── MATERIAL

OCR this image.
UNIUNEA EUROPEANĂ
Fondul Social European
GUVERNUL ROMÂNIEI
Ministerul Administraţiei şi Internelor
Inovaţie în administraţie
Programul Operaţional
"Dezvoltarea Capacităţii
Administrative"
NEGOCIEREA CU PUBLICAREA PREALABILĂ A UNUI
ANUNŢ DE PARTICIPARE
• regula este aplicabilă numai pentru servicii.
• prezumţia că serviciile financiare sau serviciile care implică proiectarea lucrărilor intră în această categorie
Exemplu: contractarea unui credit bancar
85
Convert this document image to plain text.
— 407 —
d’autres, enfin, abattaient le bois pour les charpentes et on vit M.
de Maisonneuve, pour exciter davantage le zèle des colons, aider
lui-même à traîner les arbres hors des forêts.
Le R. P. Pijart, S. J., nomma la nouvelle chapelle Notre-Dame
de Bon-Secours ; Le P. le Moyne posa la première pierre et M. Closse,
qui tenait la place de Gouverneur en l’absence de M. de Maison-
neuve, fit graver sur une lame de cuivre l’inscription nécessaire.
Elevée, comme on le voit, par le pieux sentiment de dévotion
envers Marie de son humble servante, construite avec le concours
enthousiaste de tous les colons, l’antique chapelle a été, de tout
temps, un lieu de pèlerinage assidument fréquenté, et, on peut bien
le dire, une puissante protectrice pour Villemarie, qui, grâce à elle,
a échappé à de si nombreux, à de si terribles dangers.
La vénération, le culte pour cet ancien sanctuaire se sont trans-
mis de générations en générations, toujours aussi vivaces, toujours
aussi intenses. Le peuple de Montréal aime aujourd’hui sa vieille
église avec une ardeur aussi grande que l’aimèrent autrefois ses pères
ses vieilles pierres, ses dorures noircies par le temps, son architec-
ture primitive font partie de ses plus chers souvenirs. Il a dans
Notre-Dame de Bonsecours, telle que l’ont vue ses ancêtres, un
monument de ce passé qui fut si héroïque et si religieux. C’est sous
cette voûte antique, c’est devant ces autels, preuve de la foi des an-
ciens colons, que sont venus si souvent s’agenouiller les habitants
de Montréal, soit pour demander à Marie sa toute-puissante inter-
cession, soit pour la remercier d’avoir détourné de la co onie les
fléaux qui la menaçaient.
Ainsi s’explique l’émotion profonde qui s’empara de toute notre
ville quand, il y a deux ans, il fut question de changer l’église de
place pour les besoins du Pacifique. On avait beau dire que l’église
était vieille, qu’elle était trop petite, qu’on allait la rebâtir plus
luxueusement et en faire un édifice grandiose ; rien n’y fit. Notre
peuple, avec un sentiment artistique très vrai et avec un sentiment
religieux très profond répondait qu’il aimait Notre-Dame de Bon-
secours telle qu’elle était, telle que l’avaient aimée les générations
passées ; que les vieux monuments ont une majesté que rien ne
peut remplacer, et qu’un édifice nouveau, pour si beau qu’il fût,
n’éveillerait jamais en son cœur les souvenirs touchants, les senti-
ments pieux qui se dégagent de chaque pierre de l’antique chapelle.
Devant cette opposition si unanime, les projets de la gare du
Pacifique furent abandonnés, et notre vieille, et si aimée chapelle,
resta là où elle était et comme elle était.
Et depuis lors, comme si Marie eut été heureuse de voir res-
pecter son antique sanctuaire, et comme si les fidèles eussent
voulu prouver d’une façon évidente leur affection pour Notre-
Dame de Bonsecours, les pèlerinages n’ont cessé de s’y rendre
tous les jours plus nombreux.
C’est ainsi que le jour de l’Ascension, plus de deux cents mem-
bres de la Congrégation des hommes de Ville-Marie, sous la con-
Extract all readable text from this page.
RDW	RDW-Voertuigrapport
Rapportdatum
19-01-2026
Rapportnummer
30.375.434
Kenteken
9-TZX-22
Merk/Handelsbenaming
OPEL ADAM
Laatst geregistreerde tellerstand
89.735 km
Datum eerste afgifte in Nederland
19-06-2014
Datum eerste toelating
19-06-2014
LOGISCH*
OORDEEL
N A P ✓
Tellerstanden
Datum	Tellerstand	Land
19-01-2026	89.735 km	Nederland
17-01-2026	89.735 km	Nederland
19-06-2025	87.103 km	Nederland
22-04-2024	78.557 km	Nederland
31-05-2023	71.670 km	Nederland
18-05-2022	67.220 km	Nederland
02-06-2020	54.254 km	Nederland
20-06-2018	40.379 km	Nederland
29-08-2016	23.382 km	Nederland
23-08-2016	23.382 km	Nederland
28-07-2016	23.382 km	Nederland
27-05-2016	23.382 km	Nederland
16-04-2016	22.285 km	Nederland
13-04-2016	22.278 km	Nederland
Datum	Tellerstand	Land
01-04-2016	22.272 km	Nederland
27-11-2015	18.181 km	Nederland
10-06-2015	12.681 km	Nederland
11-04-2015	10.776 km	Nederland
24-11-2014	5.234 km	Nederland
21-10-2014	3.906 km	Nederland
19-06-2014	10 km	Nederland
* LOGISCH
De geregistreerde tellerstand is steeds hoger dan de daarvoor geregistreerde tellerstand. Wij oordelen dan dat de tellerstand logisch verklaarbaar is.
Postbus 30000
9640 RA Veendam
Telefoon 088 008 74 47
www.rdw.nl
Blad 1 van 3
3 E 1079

────

→ **WHAT TO PRODUCE**
Go through the material and select each line with the string "temps" in it.

→ **THE RESULT**
temps, un lieu de pèlerinage assidument fréquenté, et, on peut bien
ses vieilles pierres, ses dorures noircies par le temps, son architec-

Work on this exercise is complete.